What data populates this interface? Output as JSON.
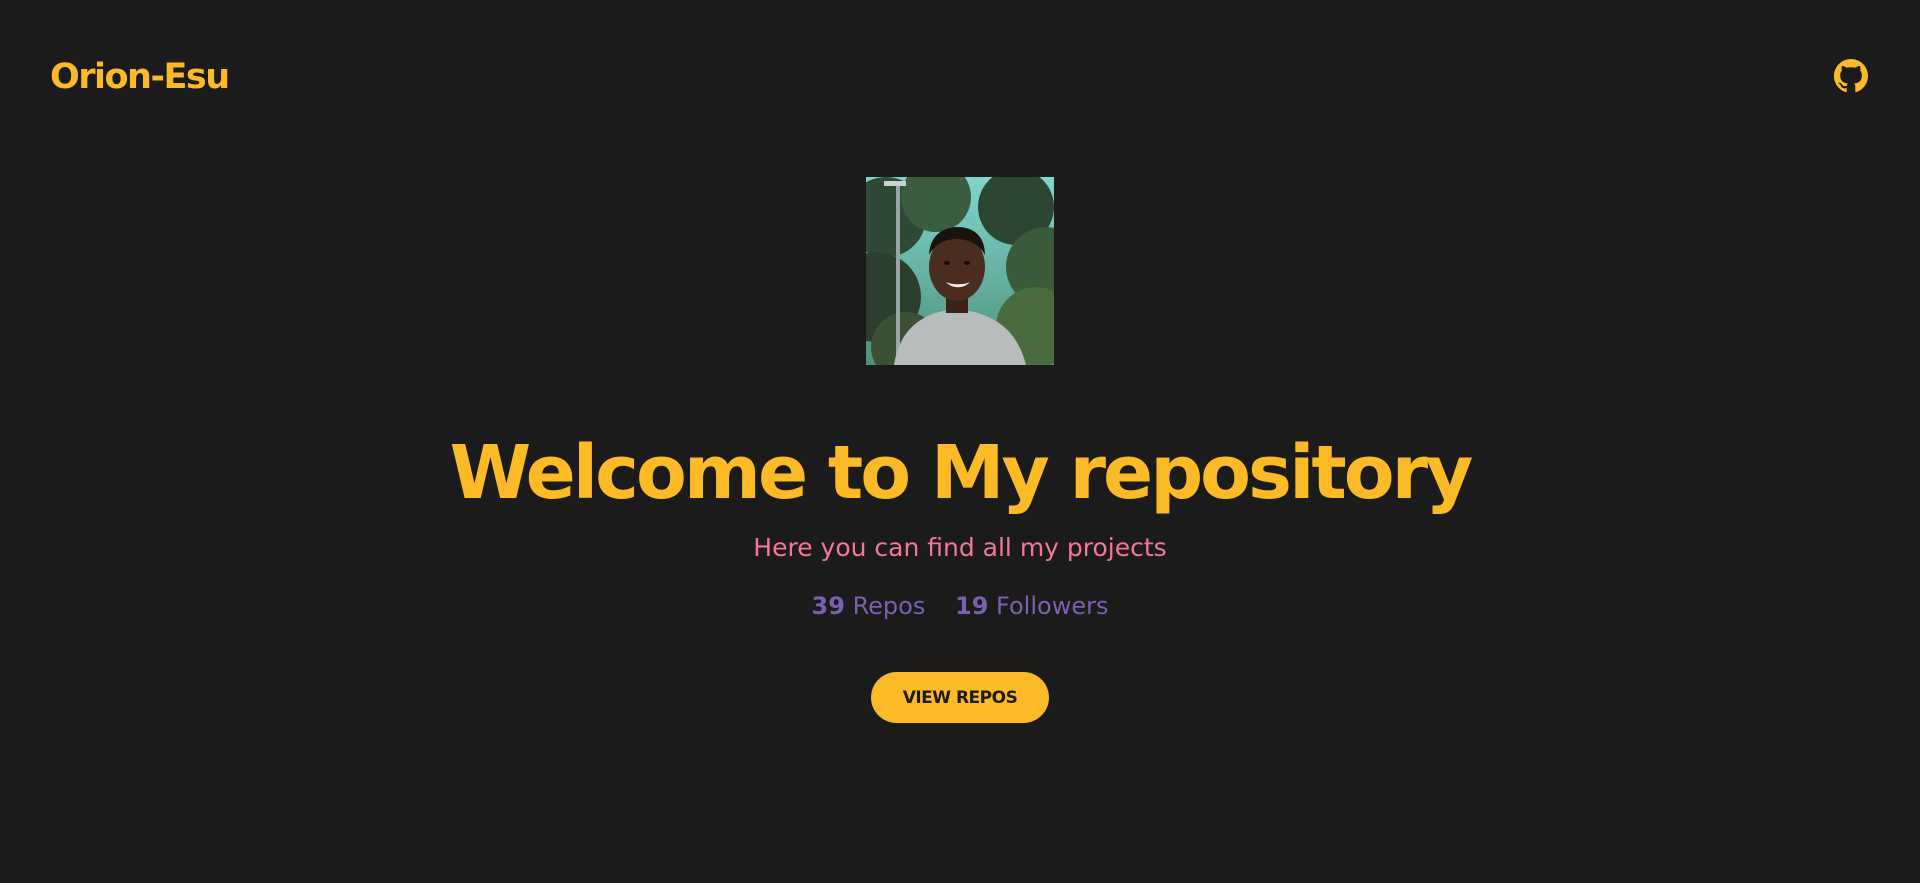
{
  "header": {
    "brand": "Orion-Esu",
    "github_icon": "github-icon"
  },
  "profile": {
    "avatar_alt": "profile photo"
  },
  "hero": {
    "title": "Welcome to My repository",
    "subtitle": "Here you can find all my projects"
  },
  "stats": {
    "repos_count": "39",
    "repos_label": "Repos",
    "followers_count": "19",
    "followers_label": "Followers"
  },
  "actions": {
    "view_repos_label": "VIEW REPOS"
  },
  "colors": {
    "background": "#1b1b1b",
    "accent": "#fcbb26",
    "subtitle": "#f37799",
    "stats": "#7b5fb3"
  }
}
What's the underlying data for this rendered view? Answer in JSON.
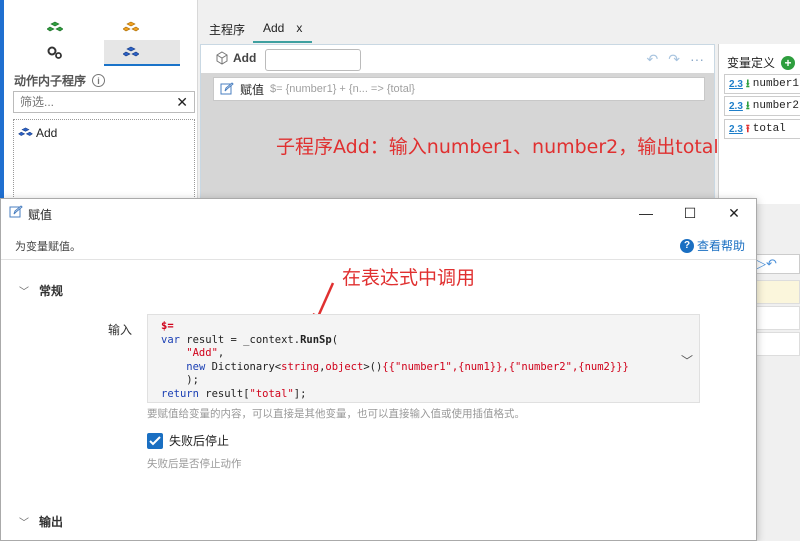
{
  "left_panel": {
    "section_title": "动作内子程序",
    "filter_placeholder": "筛选...",
    "sub_items": [
      {
        "label": "Add"
      }
    ]
  },
  "editor": {
    "tabs": [
      {
        "label": "主程序"
      },
      {
        "label": "Add",
        "close": "x"
      }
    ],
    "proc_name": "Add",
    "assign_label": "赋值",
    "assign_expr": "$= {number1} + {n... => {total}",
    "overflow": "···"
  },
  "variables": {
    "title": "变量定义",
    "rows": [
      {
        "type": "2.3",
        "direction": "in",
        "name": "number1"
      },
      {
        "type": "2.3",
        "direction": "in",
        "name": "number2"
      },
      {
        "type": "2.3",
        "direction": "out",
        "name": "total"
      }
    ]
  },
  "annotations": {
    "top": "子程序Add：输入number1、number2，输出total",
    "middle": "在表达式中调用"
  },
  "dialog": {
    "title": "赋值",
    "subtitle": "为变量赋值。",
    "help": "查看帮助",
    "section_general": "常规",
    "input_label": "输入",
    "code_lines": [
      "$=",
      "var result = _context.RunSp(",
      "    \"Add\",",
      "    new Dictionary<string,object>(){{\"number1\",{num1}},{\"number2\",{num2}}}",
      "    );",
      "return result[\"total\"];"
    ],
    "input_hint": "要赋值给变量的内容，可以直接是其他变量，也可以直接输入值或使用插值格式。",
    "stop_label": "失败后停止",
    "stop_checked": true,
    "stop_hint": "失败后是否停止动作",
    "section_output": "输出"
  },
  "colors": {
    "accent": "#1a6fc2",
    "annotation": "#e03030",
    "green": "#2e9e3e"
  }
}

■ ■ ■ ■

Each entry above is to be written out again unchanged, apart from the pictures, which are left out.

What data populates this interface? Output as JSON.
{
  "header": {
    "brand": "Orion-Esu",
    "github_icon": "github-icon"
  },
  "profile": {
    "avatar_alt": "profile photo"
  },
  "hero": {
    "title": "Welcome to My repository",
    "subtitle": "Here you can find all my projects"
  },
  "stats": {
    "repos_count": "39",
    "repos_label": "Repos",
    "followers_count": "19",
    "followers_label": "Followers"
  },
  "actions": {
    "view_repos_label": "VIEW REPOS"
  },
  "colors": {
    "background": "#1b1b1b",
    "accent": "#fcbb26",
    "subtitle": "#f37799",
    "stats": "#7b5fb3"
  }
}
What's the underlying data for this rendered view? Answer in JSON.
{
  "left_panel": {
    "section_title": "动作内子程序",
    "filter_placeholder": "筛选...",
    "sub_items": [
      {
        "label": "Add"
      }
    ]
  },
  "editor": {
    "tabs": [
      {
        "label": "主程序"
      },
      {
        "label": "Add",
        "close": "x"
      }
    ],
    "proc_name": "Add",
    "assign_label": "赋值",
    "assign_expr": "$= {number1} + {n... => {total}",
    "overflow": "···"
  },
  "variables": {
    "title": "变量定义",
    "rows": [
      {
        "type": "2.3",
        "direction": "in",
        "name": "number1"
      },
      {
        "type": "2.3",
        "direction": "in",
        "name": "number2"
      },
      {
        "type": "2.3",
        "direction": "out",
        "name": "total"
      }
    ]
  },
  "annotations": {
    "top": "子程序Add：输入number1、number2，输出total",
    "middle": "在表达式中调用"
  },
  "dialog": {
    "title": "赋值",
    "subtitle": "为变量赋值。",
    "help": "查看帮助",
    "section_general": "常规",
    "input_label": "输入",
    "code_lines": [
      "$=",
      "var result = _context.RunSp(",
      "    \"Add\",",
      "    new Dictionary<string,object>(){{\"number1\",{num1}},{\"number2\",{num2}}}",
      "    );",
      "return result[\"total\"];"
    ],
    "input_hint": "要赋值给变量的内容，可以直接是其他变量，也可以直接输入值或使用插值格式。",
    "stop_label": "失败后停止",
    "stop_checked": true,
    "stop_hint": "失败后是否停止动作",
    "section_output": "输出"
  },
  "colors": {
    "accent": "#1a6fc2",
    "annotation": "#e03030",
    "green": "#2e9e3e"
  }
}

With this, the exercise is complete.